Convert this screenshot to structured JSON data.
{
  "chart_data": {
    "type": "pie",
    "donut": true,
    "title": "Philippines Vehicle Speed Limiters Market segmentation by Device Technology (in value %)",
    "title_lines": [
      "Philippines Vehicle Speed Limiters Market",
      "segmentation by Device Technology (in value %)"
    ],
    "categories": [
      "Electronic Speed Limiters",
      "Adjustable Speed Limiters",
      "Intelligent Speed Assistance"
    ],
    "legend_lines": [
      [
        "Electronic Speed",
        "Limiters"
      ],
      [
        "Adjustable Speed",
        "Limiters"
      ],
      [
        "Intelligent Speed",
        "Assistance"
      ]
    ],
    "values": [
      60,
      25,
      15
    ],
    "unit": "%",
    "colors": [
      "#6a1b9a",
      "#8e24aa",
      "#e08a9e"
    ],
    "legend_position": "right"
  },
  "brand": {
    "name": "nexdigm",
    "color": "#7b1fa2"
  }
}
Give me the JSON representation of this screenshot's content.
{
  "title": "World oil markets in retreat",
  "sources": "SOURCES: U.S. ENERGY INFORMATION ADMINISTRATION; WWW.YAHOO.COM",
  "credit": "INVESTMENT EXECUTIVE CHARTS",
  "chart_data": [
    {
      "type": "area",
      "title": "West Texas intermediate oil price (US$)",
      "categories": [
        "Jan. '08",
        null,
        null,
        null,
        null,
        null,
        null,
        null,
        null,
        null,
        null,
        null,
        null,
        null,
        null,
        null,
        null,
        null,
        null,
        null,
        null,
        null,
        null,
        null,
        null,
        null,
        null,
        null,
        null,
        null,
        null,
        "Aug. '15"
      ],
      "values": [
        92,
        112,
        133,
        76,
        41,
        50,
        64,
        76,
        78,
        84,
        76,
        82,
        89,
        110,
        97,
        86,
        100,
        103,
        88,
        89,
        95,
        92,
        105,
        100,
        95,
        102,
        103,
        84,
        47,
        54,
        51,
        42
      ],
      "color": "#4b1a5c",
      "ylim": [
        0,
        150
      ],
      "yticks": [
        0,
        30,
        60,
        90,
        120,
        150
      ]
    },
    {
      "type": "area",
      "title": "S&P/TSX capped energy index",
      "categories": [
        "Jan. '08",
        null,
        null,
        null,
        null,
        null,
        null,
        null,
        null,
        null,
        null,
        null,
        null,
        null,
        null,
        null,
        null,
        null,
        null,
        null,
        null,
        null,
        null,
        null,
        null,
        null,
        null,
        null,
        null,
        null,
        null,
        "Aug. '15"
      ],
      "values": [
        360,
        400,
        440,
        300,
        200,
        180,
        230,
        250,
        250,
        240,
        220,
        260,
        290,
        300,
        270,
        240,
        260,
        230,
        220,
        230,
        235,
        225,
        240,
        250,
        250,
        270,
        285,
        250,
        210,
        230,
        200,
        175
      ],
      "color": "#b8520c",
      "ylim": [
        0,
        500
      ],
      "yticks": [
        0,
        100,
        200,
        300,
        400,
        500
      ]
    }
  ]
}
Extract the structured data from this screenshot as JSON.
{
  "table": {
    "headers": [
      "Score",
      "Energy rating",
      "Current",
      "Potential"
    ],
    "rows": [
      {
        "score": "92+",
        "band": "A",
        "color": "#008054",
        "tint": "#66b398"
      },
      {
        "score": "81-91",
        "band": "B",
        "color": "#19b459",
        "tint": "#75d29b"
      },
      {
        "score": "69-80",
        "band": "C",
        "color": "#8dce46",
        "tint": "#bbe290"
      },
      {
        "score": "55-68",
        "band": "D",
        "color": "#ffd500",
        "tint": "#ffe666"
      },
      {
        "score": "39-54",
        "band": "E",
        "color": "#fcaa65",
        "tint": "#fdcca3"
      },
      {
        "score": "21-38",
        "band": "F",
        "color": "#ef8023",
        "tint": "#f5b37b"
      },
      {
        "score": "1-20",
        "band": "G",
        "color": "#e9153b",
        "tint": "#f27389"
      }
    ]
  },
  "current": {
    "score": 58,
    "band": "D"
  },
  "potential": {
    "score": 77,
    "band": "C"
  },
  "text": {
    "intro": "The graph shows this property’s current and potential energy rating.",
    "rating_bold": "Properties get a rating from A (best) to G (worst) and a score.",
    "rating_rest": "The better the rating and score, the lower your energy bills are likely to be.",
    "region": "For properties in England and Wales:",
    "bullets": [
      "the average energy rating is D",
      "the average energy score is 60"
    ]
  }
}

::::

▶ **REQUEST**:
Return the listing above word for word.

▶ **EXPECTED ANSWER**:
Convert this screenshot to structured JSON data.
{
  "chart_data": {
    "type": "pie",
    "donut": true,
    "title": "Philippines Vehicle Speed Limiters Market segmentation by Device Technology (in value %)",
    "title_lines": [
      "Philippines Vehicle Speed Limiters Market",
      "segmentation by Device Technology (in value %)"
    ],
    "categories": [
      "Electronic Speed Limiters",
      "Adjustable Speed Limiters",
      "Intelligent Speed Assistance"
    ],
    "legend_lines": [
      [
        "Electronic Speed",
        "Limiters"
      ],
      [
        "Adjustable Speed",
        "Limiters"
      ],
      [
        "Intelligent Speed",
        "Assistance"
      ]
    ],
    "values": [
      60,
      25,
      15
    ],
    "unit": "%",
    "colors": [
      "#6a1b9a",
      "#8e24aa",
      "#e08a9e"
    ],
    "legend_position": "right"
  },
  "brand": {
    "name": "nexdigm",
    "color": "#7b1fa2"
  }
}
Give me the JSON representation of this screenshot's content.
{
  "title": "World oil markets in retreat",
  "sources": "SOURCES: U.S. ENERGY INFORMATION ADMINISTRATION; WWW.YAHOO.COM",
  "credit": "INVESTMENT EXECUTIVE CHARTS",
  "chart_data": [
    {
      "type": "area",
      "title": "West Texas intermediate oil price (US$)",
      "categories": [
        "Jan. '08",
        null,
        null,
        null,
        null,
        null,
        null,
        null,
        null,
        null,
        null,
        null,
        null,
        null,
        null,
        null,
        null,
        null,
        null,
        null,
        null,
        null,
        null,
        null,
        null,
        null,
        null,
        null,
        null,
        null,
        null,
        "Aug. '15"
      ],
      "values": [
        92,
        112,
        133,
        76,
        41,
        50,
        64,
        76,
        78,
        84,
        76,
        82,
        89,
        110,
        97,
        86,
        100,
        103,
        88,
        89,
        95,
        92,
        105,
        100,
        95,
        102,
        103,
        84,
        47,
        54,
        51,
        42
      ],
      "color": "#4b1a5c",
      "ylim": [
        0,
        150
      ],
      "yticks": [
        0,
        30,
        60,
        90,
        120,
        150
      ]
    },
    {
      "type": "area",
      "title": "S&P/TSX capped energy index",
      "categories": [
        "Jan. '08",
        null,
        null,
        null,
        null,
        null,
        null,
        null,
        null,
        null,
        null,
        null,
        null,
        null,
        null,
        null,
        null,
        null,
        null,
        null,
        null,
        null,
        null,
        null,
        null,
        null,
        null,
        null,
        null,
        null,
        null,
        "Aug. '15"
      ],
      "values": [
        360,
        400,
        440,
        300,
        200,
        180,
        230,
        250,
        250,
        240,
        220,
        260,
        290,
        300,
        270,
        240,
        260,
        230,
        220,
        230,
        235,
        225,
        240,
        250,
        250,
        270,
        285,
        250,
        210,
        230,
        200,
        175
      ],
      "color": "#b8520c",
      "ylim": [
        0,
        500
      ],
      "yticks": [
        0,
        100,
        200,
        300,
        400,
        500
      ]
    }
  ]
}
Extract the structured data from this screenshot as JSON.
{
  "table": {
    "headers": [
      "Score",
      "Energy rating",
      "Current",
      "Potential"
    ],
    "rows": [
      {
        "score": "92+",
        "band": "A",
        "color": "#008054",
        "tint": "#66b398"
      },
      {
        "score": "81-91",
        "band": "B",
        "color": "#19b459",
        "tint": "#75d29b"
      },
      {
        "score": "69-80",
        "band": "C",
        "color": "#8dce46",
        "tint": "#bbe290"
      },
      {
        "score": "55-68",
        "band": "D",
        "color": "#ffd500",
        "tint": "#ffe666"
      },
      {
        "score": "39-54",
        "band": "E",
        "color": "#fcaa65",
        "tint": "#fdcca3"
      },
      {
        "score": "21-38",
        "band": "F",
        "color": "#ef8023",
        "tint": "#f5b37b"
      },
      {
        "score": "1-20",
        "band": "G",
        "color": "#e9153b",
        "tint": "#f27389"
      }
    ]
  },
  "current": {
    "score": 58,
    "band": "D"
  },
  "potential": {
    "score": 77,
    "band": "C"
  },
  "text": {
    "intro": "The graph shows this property’s current and potential energy rating.",
    "rating_bold": "Properties get a rating from A (best) to G (worst) and a score.",
    "rating_rest": "The better the rating and score, the lower your energy bills are likely to be.",
    "region": "For properties in England and Wales:",
    "bullets": [
      "the average energy rating is D",
      "the average energy score is 60"
    ]
  }
}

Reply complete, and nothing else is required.